▸ RECORDS FOR THE TASK:
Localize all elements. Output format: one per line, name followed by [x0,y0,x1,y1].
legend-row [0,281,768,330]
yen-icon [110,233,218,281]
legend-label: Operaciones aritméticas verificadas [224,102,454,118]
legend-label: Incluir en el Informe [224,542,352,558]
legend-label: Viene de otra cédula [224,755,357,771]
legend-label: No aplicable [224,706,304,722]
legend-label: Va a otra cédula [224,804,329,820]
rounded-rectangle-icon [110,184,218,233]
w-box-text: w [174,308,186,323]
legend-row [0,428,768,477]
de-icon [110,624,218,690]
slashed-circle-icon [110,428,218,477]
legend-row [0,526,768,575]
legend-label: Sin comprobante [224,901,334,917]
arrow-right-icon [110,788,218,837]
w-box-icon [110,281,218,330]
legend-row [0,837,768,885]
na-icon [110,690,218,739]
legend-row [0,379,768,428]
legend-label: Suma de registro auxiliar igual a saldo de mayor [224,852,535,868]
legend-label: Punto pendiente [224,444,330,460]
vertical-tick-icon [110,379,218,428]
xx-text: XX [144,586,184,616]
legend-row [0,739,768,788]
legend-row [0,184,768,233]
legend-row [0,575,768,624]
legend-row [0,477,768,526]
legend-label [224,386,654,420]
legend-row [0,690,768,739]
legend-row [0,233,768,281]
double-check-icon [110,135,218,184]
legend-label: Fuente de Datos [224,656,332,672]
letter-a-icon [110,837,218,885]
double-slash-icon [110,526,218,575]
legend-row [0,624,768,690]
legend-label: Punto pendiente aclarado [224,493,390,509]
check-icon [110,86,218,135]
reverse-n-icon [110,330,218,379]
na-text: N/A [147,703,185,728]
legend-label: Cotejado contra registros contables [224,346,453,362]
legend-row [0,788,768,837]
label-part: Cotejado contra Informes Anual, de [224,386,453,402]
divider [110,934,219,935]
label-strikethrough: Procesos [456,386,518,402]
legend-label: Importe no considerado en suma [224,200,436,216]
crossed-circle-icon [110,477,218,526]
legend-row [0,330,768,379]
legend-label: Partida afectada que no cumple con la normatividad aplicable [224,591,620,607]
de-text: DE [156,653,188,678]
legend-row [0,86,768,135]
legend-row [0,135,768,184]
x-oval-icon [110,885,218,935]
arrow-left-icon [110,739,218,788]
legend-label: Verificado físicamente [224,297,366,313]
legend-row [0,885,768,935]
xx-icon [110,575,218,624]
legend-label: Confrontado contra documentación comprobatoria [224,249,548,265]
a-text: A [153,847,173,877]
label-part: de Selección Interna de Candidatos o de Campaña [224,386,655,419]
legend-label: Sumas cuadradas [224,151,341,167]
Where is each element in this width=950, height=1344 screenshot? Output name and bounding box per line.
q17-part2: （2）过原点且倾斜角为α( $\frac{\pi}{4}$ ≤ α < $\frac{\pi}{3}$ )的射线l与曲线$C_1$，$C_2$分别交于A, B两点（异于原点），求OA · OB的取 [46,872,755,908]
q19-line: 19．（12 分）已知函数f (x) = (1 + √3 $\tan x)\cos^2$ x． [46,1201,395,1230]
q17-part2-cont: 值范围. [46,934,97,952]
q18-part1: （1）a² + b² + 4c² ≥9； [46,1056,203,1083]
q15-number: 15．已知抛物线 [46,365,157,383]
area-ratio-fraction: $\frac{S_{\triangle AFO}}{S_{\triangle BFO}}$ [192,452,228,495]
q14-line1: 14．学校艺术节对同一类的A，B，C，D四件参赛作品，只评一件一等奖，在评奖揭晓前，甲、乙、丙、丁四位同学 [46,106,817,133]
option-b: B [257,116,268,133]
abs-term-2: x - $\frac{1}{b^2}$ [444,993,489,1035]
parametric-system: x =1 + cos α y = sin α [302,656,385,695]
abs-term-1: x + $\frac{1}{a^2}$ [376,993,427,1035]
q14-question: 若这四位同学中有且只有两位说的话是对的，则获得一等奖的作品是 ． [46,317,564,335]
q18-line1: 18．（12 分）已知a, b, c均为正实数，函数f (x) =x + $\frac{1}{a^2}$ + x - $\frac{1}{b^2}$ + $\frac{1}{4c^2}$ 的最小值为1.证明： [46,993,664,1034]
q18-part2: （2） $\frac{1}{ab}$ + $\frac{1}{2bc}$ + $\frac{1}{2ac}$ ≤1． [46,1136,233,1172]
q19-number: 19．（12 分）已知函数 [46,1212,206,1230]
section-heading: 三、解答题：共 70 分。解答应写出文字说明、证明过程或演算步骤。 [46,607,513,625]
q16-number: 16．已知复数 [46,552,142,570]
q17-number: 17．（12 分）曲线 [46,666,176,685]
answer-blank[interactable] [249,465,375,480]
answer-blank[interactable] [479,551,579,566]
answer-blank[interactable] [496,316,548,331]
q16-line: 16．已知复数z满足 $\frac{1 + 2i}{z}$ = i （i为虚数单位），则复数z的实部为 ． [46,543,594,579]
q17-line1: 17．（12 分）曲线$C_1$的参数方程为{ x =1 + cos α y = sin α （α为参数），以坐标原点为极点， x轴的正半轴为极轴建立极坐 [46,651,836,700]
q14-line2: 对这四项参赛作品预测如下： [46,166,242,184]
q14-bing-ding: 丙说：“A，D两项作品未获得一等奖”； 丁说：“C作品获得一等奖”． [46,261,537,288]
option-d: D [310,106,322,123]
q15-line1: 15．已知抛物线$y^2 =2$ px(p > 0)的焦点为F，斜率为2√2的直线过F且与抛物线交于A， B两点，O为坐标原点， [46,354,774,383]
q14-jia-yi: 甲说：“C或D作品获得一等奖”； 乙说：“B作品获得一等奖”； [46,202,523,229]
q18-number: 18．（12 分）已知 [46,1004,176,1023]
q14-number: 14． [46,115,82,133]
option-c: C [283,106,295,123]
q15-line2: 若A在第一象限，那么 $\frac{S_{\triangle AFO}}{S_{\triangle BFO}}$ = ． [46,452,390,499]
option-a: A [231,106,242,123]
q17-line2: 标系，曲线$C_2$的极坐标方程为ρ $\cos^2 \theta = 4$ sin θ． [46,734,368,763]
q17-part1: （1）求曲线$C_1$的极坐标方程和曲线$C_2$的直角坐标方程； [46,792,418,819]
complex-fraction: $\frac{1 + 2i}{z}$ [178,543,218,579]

▸ DIRECTIONS: Turn the stretch of the data from the start through the line containing "na-icon [110,690,218,739]" into a Markdown table, skipping blank lines. Use the columns "Row" and "Entry", with a row number in the first and the line in the second.

▸ EXERCISE SOLUTION:
| Row | Entry |
|---|---|
| 1 | Localize all elements. Output format: one per line, name followed by [x0,y0,x1,y1]. |
| 2 | legend-row [0,281,768,330] |
| 3 | yen-icon [110,233,218,281] |
| 4 | legend-label: Operaciones aritméticas verificadas [224,102,454,118] |
| 5 | legend-label: Incluir en el Informe [224,542,352,558] |
| 6 | legend-label: Viene de otra cédula [224,755,357,771] |
| 7 | legend-label: No aplicable [224,706,304,722] |
| 8 | legend-label: Va a otra cédula [224,804,329,820] |
| 9 | rounded-rectangle-icon [110,184,218,233] |
| 10 | w-box-text: w [174,308,186,323] |
| 11 | legend-row [0,428,768,477] |
| 12 | de-icon [110,624,218,690] |
| 13 | slashed-circle-icon [110,428,218,477] |
| 14 | legend-row [0,526,768,575] |
| 15 | legend-label: Sin comprobante [224,901,334,917] |
| 16 | arrow-right-icon [110,788,218,837] |
| 17 | w-box-icon [110,281,218,330] |
| 18 | legend-row [0,837,768,885] |
| 19 | na-icon [110,690,218,739] |